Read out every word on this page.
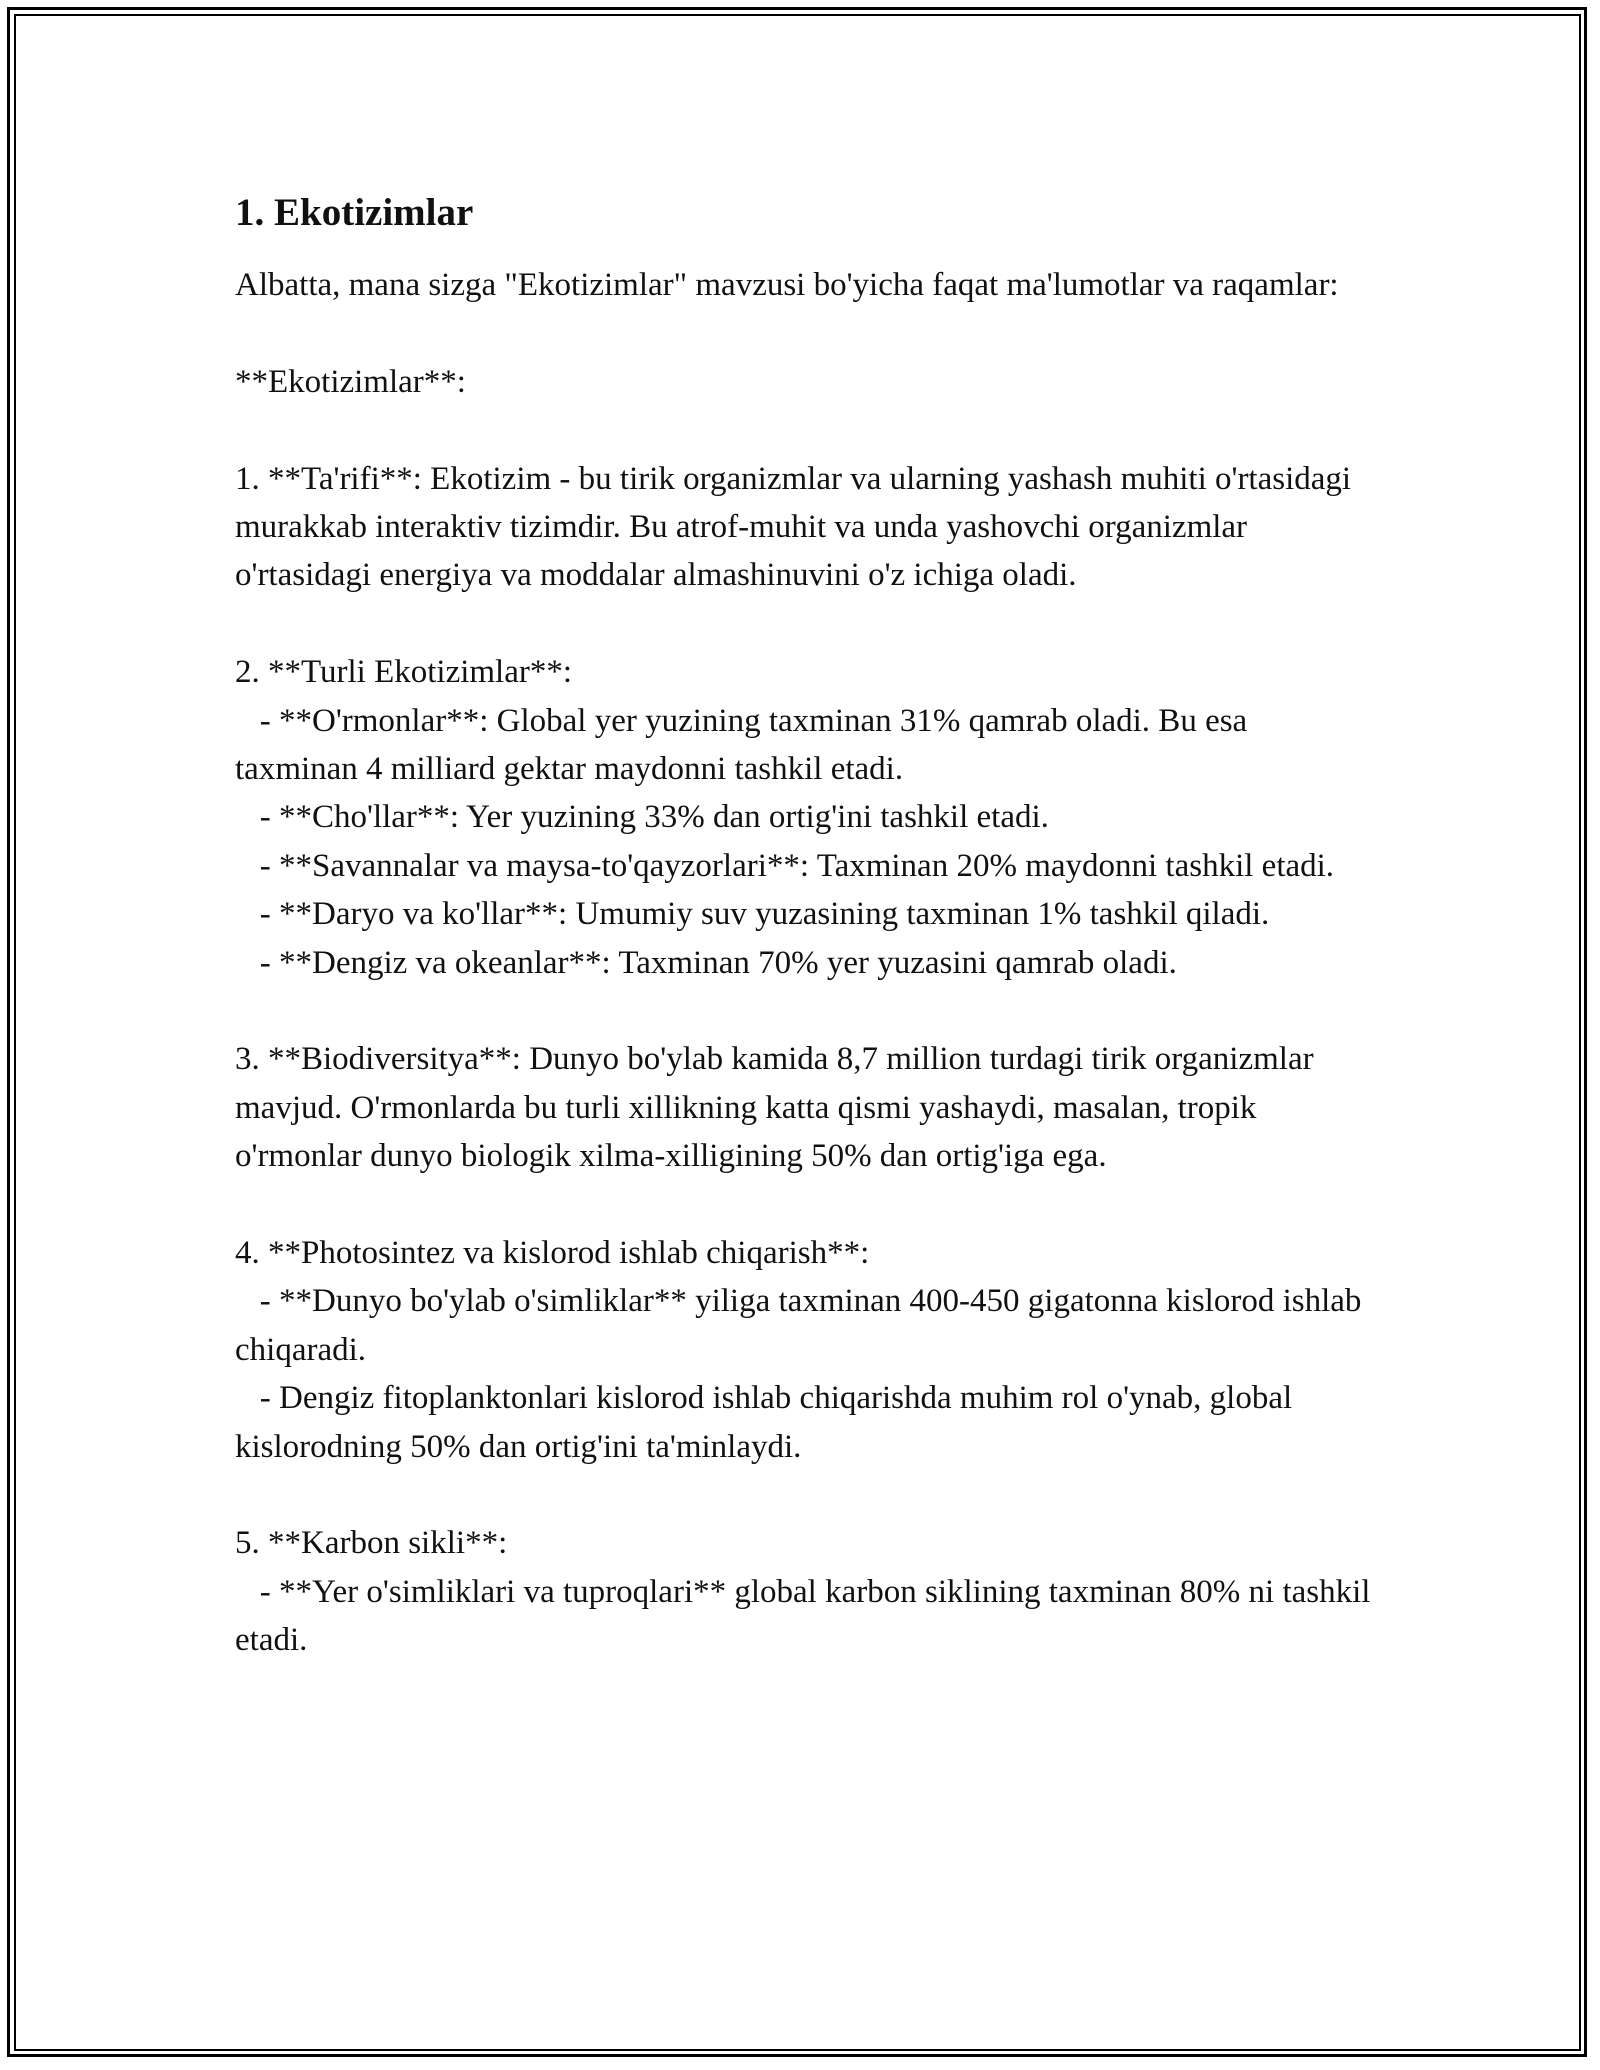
1. Ekotizimlar

Albatta, mana sizga "Ekotizimlar" mavzusi bo'yicha faqat ma'lumotlar va raqamlar:

**Ekotizimlar**:

1. **Ta'rifi**: Ekotizim - bu tirik organizmlar va ularning yashash muhiti o'rtasidagi murakkab interaktiv tizimdir. Bu atrof-muhit va unda yashovchi organizmlar o'rtasidagi energiya va moddalar almashinuvini o'z ichiga oladi.

2. **Turli Ekotizimlar**:
- **O'rmonlar**: Global yer yuzining taxminan 31% qamrab oladi. Bu esa taxminan 4 milliard gektar maydonni tashkil etadi.
- **Cho'llar**: Yer yuzining 33% dan ortig'ini tashkil etadi.
- **Savannalar va maysa-to'qayzorlari**: Taxminan 20% maydonni tashkil etadi.
- **Daryo va ko'llar**: Umumiy suv yuzasining taxminan 1% tashkil qiladi.
- **Dengiz va okeanlar**: Taxminan 70% yer yuzasini qamrab oladi.

3. **Biodiversitya**: Dunyo bo'ylab kamida 8,7 million turdagi tirik organizmlar mavjud. O'rmonlarda bu turli xillikning katta qismi yashaydi, masalan, tropik o'rmonlar dunyo biologik xilma-xilligining 50% dan ortig'iga ega.

4. **Photosintez va kislorod ishlab chiqarish**:
- **Dunyo bo'ylab o'simliklar** yiliga taxminan 400-450 gigatonna kislorod ishlab chiqaradi.
- Dengiz fitoplanktonlari kislorod ishlab chiqarishda muhim rol o'ynab, global kislorodning 50% dan ortig'ini ta'minlaydi.

5. **Karbon sikli**:
- **Yer o'simliklari va tuproqlari** global karbon siklining taxminan 80% ni tashkil etadi.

---

What to work on:
Write out the data precisely as given, excluding the pictures.

Output:
Read out every word on this page.
1. Ekotizimlar

Albatta, mana sizga "Ekotizimlar" mavzusi bo'yicha faqat ma'lumotlar va raqamlar:

**Ekotizimlar**:

1. **Ta'rifi**: Ekotizim - bu tirik organizmlar va ularning yashash muhiti o'rtasidagi murakkab interaktiv tizimdir. Bu atrof-muhit va unda yashovchi organizmlar o'rtasidagi energiya va moddalar almashinuvini o'z ichiga oladi.

2. **Turli Ekotizimlar**:
- **O'rmonlar**: Global yer yuzining taxminan 31% qamrab oladi. Bu esa taxminan 4 milliard gektar maydonni tashkil etadi.
- **Cho'llar**: Yer yuzining 33% dan ortig'ini tashkil etadi.
- **Savannalar va maysa-to'qayzorlari**: Taxminan 20% maydonni tashkil etadi.
- **Daryo va ko'llar**: Umumiy suv yuzasining taxminan 1% tashkil qiladi.
- **Dengiz va okeanlar**: Taxminan 70% yer yuzasini qamrab oladi.

3. **Biodiversitya**: Dunyo bo'ylab kamida 8,7 million turdagi tirik organizmlar mavjud. O'rmonlarda bu turli xillikning katta qismi yashaydi, masalan, tropik o'rmonlar dunyo biologik xilma-xilligining 50% dan ortig'iga ega.

4. **Photosintez va kislorod ishlab chiqarish**:
- **Dunyo bo'ylab o'simliklar** yiliga taxminan 400-450 gigatonna kislorod ishlab chiqaradi.
- Dengiz fitoplanktonlari kislorod ishlab chiqarishda muhim rol o'ynab, global kislorodning 50% dan ortig'ini ta'minlaydi.

5. **Karbon sikli**:
- **Yer o'simliklari va tuproqlari** global karbon siklining taxminan 80% ni tashkil etadi.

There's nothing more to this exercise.